---- Texte fourni

Introduction au Traité Néoréactionnaire : La cité de Gnon

Le Traité Néoréactionnaire est composé de deux parties principales traitant respectivement de l’aspect religieux avec l’accélérationnisme en tant que nouvelle vision du monde (La cité de Gnon) avant d’envisager les corollaires à dégager pour le monde matériel (La cité d’Elon). Cet article est une introduction aux thèmes abordés dans la première partie.

« Il est écrit : “Au commencement était le Verbe !” Voici déjà que j’achoppe ! Qui m’aidera à poursuivre ? Je ne puis à aucun prix estimer si haut le Verbe. Il faut le traduire autrement, s’il est vrai que l’Esprit m’éclaire. Il est écrit : “Au commencement était la Pensée”. Considère bien la première ligne, que ta plume ne se précipite pas ! Est-ce la Pensée qui opère et produit tout ? Il faudrait mettre : “Au commencement était la Force”. Mais au moment même où je note ceci, quelque chose m’incite à n’en pas rester là. L’Esprit me secourt ! Tout à coup, je vois que faire et j’écris d’une main assurée : “Au commencement était l’Acte” »

--------
---- Enregistrements extraits

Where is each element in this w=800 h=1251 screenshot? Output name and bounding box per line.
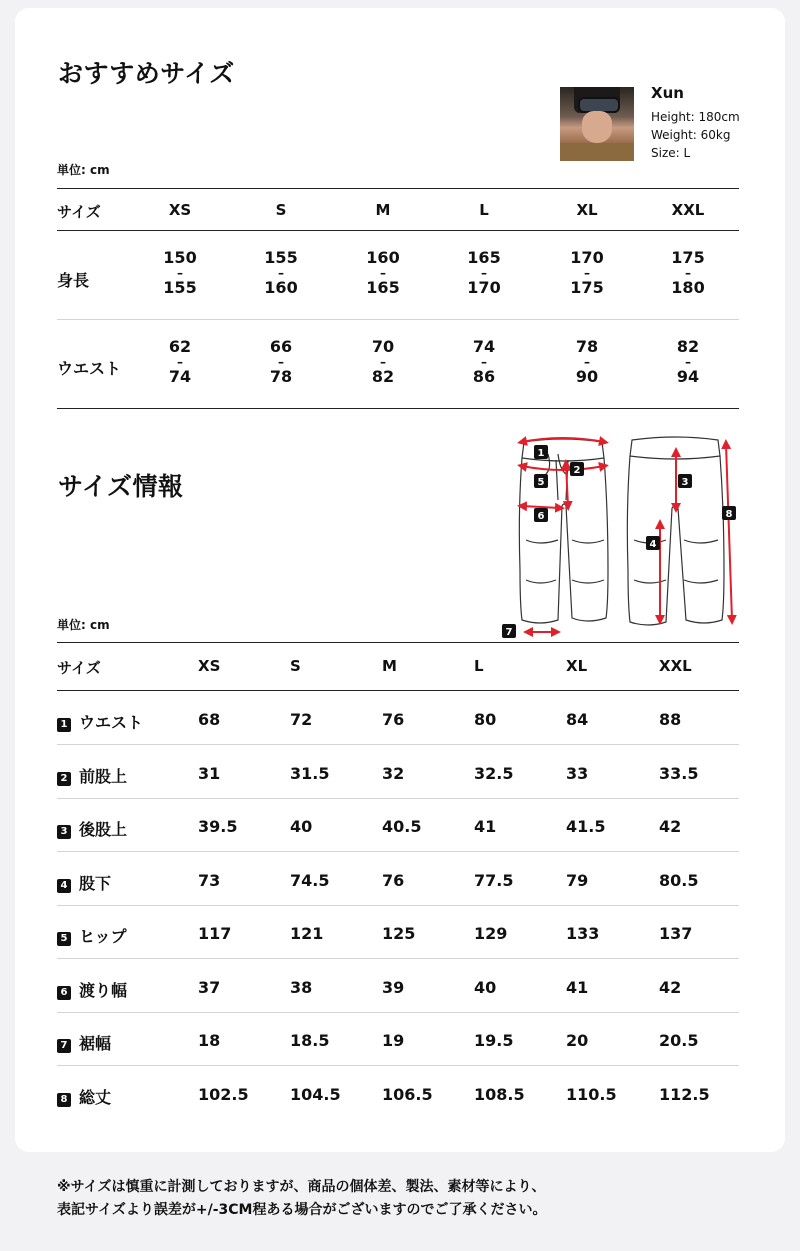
table-rule — [57, 958, 739, 959]
table-cell: 74 – 86 — [472, 337, 496, 386]
number-badge: 6 — [57, 986, 71, 1000]
table-cell: 121 — [290, 924, 324, 943]
table-cell: 38 — [290, 977, 313, 997]
table-cell: 129 — [474, 924, 508, 943]
row-label — [57, 871, 111, 894]
table-cell: 41 — [566, 977, 589, 997]
row-label-text: 股下 — [79, 873, 112, 893]
table-cell: 80.5 — [659, 870, 699, 890]
table-cell: 76 — [382, 870, 405, 890]
model-weight: Weight: 60kg — [651, 128, 731, 142]
table-cell: 18.5 — [290, 1031, 330, 1050]
table-cell: 31 — [198, 763, 221, 783]
svg-text:1: 1 — [537, 448, 545, 459]
table-rule — [57, 230, 739, 231]
table-cell: 32.5 — [474, 763, 514, 783]
table-cell: 41.5 — [566, 817, 606, 836]
number-badge: 4 — [57, 879, 71, 893]
header-xs: XS — [168, 201, 192, 219]
table-cell: 110.5 — [566, 1084, 617, 1104]
table-cell: 125 — [382, 924, 416, 943]
row-label-text: 総丈 — [79, 1087, 112, 1107]
number-badge: 8 — [57, 1093, 71, 1107]
table-cell: 18 — [198, 1031, 221, 1050]
badge-6 — [534, 508, 548, 522]
badge-2 — [570, 462, 584, 476]
table-cell: 76 — [382, 710, 405, 729]
header-s: S — [290, 657, 301, 675]
table-cell: 66 – 78 — [269, 337, 293, 386]
svg-text:7: 7 — [505, 627, 513, 638]
sizeinfo-title: サイズ情報 — [58, 472, 184, 501]
badge-4 — [646, 536, 660, 550]
model-photo — [560, 87, 634, 161]
table-cell: 137 — [659, 924, 693, 943]
row-label — [57, 1031, 111, 1054]
row-label — [57, 817, 127, 840]
svg-text:6: 6 — [537, 511, 545, 522]
badge-3 — [678, 474, 692, 488]
number-badge: 7 — [57, 1039, 71, 1053]
table-cell: 82 – 94 — [676, 337, 700, 386]
header-xl: XL — [566, 657, 588, 675]
header-l: L — [479, 201, 489, 219]
table-cell: 77.5 — [474, 870, 514, 890]
row-label — [57, 710, 143, 733]
table-cell: 150 – 155 — [163, 248, 197, 297]
number-badge: 3 — [57, 825, 71, 839]
badge-7 — [502, 624, 516, 638]
table-cell: 33 — [566, 763, 589, 783]
row-label-text: 後股上 — [79, 820, 128, 839]
table-rule — [57, 188, 739, 189]
header-m: M — [375, 201, 391, 219]
table-cell: 70 – 82 — [371, 337, 395, 386]
table-cell: 175 – 180 — [671, 248, 705, 297]
table-cell: 160 – 165 — [366, 248, 400, 297]
table-cell: 62 – 74 — [168, 337, 192, 386]
svg-text:2: 2 — [573, 465, 581, 476]
row-label — [57, 1085, 111, 1108]
note-line-2: 表記サイズより誤差が+/-3CM程ある場合がございますのでご了承ください。 — [57, 1202, 547, 1218]
model-name: Xun — [651, 84, 684, 102]
header-s: S — [275, 201, 287, 219]
table-cell: 39.5 — [198, 817, 238, 836]
table-cell: 165 – 170 — [467, 248, 501, 297]
table-cell: 31.5 — [290, 763, 330, 783]
table-rule — [57, 690, 739, 691]
sizeinfo-unit: 単位: cm — [57, 618, 110, 632]
table-cell: 80 — [474, 710, 497, 729]
svg-text:5: 5 — [537, 477, 545, 488]
number-badge: 2 — [57, 772, 71, 786]
table-cell: 42 — [659, 977, 682, 997]
table-cell: 19 — [382, 1031, 405, 1050]
pants-measurement-diagram — [500, 430, 745, 642]
table-cell: 155 – 160 — [264, 248, 298, 297]
model-size: Size: L — [651, 146, 691, 160]
header-size: サイズ — [57, 203, 101, 221]
table-cell: 72 — [290, 710, 313, 729]
table-cell: 74.5 — [290, 870, 330, 890]
table-cell: 88 — [659, 710, 682, 729]
table-cell: 84 — [566, 710, 589, 729]
row-label-height: 身長 — [57, 271, 90, 290]
table-cell: 20.5 — [659, 1031, 699, 1050]
table-cell: 104.5 — [290, 1084, 341, 1104]
table-cell: 20 — [566, 1031, 589, 1050]
row-label-text: ウエスト — [79, 713, 144, 732]
table-cell: 42 — [659, 817, 682, 836]
badge-1 — [534, 445, 548, 459]
row-label-waist: ウエスト — [57, 359, 122, 378]
model-height: Height: 180cm — [651, 110, 740, 124]
header-size: サイズ — [57, 659, 101, 677]
table-cell: 39 — [382, 977, 405, 997]
header-xxl: XXL — [671, 201, 705, 219]
table-rule — [57, 1012, 739, 1013]
table-cell: 78 – 90 — [575, 337, 599, 386]
svg-text:8: 8 — [725, 509, 733, 520]
row-label — [57, 764, 127, 787]
table-rule — [57, 319, 739, 320]
table-rule — [57, 744, 739, 745]
table-cell: 37 — [198, 977, 221, 997]
table-cell: 40 — [290, 817, 313, 836]
table-cell: 106.5 — [382, 1084, 433, 1104]
table-rule — [57, 642, 739, 643]
table-cell: 79 — [566, 870, 589, 890]
table-cell: 19.5 — [474, 1031, 514, 1050]
table-rule — [57, 905, 739, 906]
header-l: L — [474, 657, 484, 675]
row-label-text: 渡り幅 — [79, 980, 128, 1000]
note-line-1: ※サイズは慎重に計測しておりますが、商品の個体差、製法、素材等により、 — [57, 1179, 546, 1195]
table-cell: 170 – 175 — [570, 248, 604, 297]
header-xl: XL — [576, 201, 598, 219]
recommend-title: おすすめサイズ — [58, 59, 235, 88]
row-label — [57, 924, 127, 947]
diagram-badges — [502, 445, 736, 638]
row-label-text: 裾幅 — [79, 1034, 112, 1053]
table-cell: 32 — [382, 763, 405, 783]
table-cell: 108.5 — [474, 1084, 525, 1104]
table-rule — [57, 408, 739, 409]
number-badge: 5 — [57, 932, 71, 946]
table-cell: 68 — [198, 710, 221, 729]
table-cell: 112.5 — [659, 1084, 710, 1104]
row-label-text: 前股上 — [79, 766, 128, 786]
badge-8 — [722, 506, 736, 520]
number-badge: 1 — [57, 718, 71, 732]
table-rule — [57, 1065, 739, 1066]
table-cell: 40 — [474, 977, 497, 997]
table-cell: 73 — [198, 870, 221, 890]
table-cell: 41 — [474, 817, 497, 836]
table-cell: 133 — [566, 924, 600, 943]
badge-5 — [534, 474, 548, 488]
table-cell: 117 — [198, 924, 232, 943]
svg-text:3: 3 — [681, 477, 689, 488]
header-xs: XS — [198, 657, 221, 675]
row-label-text: ヒップ — [79, 927, 127, 946]
header-m: M — [382, 657, 397, 675]
table-rule — [57, 851, 739, 852]
recommend-unit: 単位: cm — [57, 163, 110, 177]
table-cell: 33.5 — [659, 763, 699, 783]
svg-text:4: 4 — [649, 539, 657, 550]
table-cell: 102.5 — [198, 1084, 249, 1104]
table-cell: 40.5 — [382, 817, 422, 836]
header-xxl: XXL — [659, 657, 692, 675]
table-rule — [57, 798, 739, 799]
row-label — [57, 978, 127, 1001]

--------

_Tâches_
1. Présentez sous forme de liste le paragraphe du texte fourni qui débute par « Le Traité Néoréactionnaire est composé », en conservant ses faits principaux.
2. Dans les enregistrements, citez à l'identique le passage qui s'ouvre sur la ligne contenant « table-rule — [57, 958, 739, 959] » et se ferme sur celle contenant « table-cell: 76 — [382, 710, 405, 729] », ces deux lignes incluses.

_Réponses par tâche_
1.
- Le Traité Néoréactionnaire comporte deux parties principales.
- La première, La cité de Gnon, traite de l'aspect religieux, avec l'accélérationnisme comme nouvelle vision du monde.
- La seconde, La cité d'Elon, envisage les corollaires à en dégager pour le monde matériel.
- L'article introduit les thèmes abordés dans la première partie.

2.
table-rule — [57, 958, 739, 959]
table-cell: 74 – 86 — [472, 337, 496, 386]
number-badge: 6 — [57, 986, 71, 1000]
table-cell: 121 — [290, 924, 324, 943]
table-cell: 38 — [290, 977, 313, 997]
table-cell: 129 — [474, 924, 508, 943]
row-label — [57, 871, 111, 894]
table-cell: 41 — [566, 977, 589, 997]
row-label-text: 股下 — [79, 873, 112, 893]
table-cell: 80.5 — [659, 870, 699, 890]
table-cell: 76 — [382, 870, 405, 890]
model-weight: Weight: 60kg — [651, 128, 731, 142]
table-cell: 18.5 — [290, 1031, 330, 1050]
table-cell: 31 — [198, 763, 221, 783]
svg-text:1: 1 — [537, 448, 545, 459]
table-rule — [57, 230, 739, 231]
table-cell: 32.5 — [474, 763, 514, 783]
table-cell: 41.5 — [566, 817, 606, 836]
number-badge: 4 — [57, 879, 71, 893]
header-xs: XS — [168, 201, 192, 219]
table-cell: 110.5 — [566, 1084, 617, 1104]
table-cell: 125 — [382, 924, 416, 943]
row-label-text: 総丈 — [79, 1087, 112, 1107]
number-badge: 8 — [57, 1093, 71, 1107]
table-cell: 18 — [198, 1031, 221, 1050]
badge-6 — [534, 508, 548, 522]
badge-2 — [570, 462, 584, 476]
table-cell: 76 — [382, 710, 405, 729]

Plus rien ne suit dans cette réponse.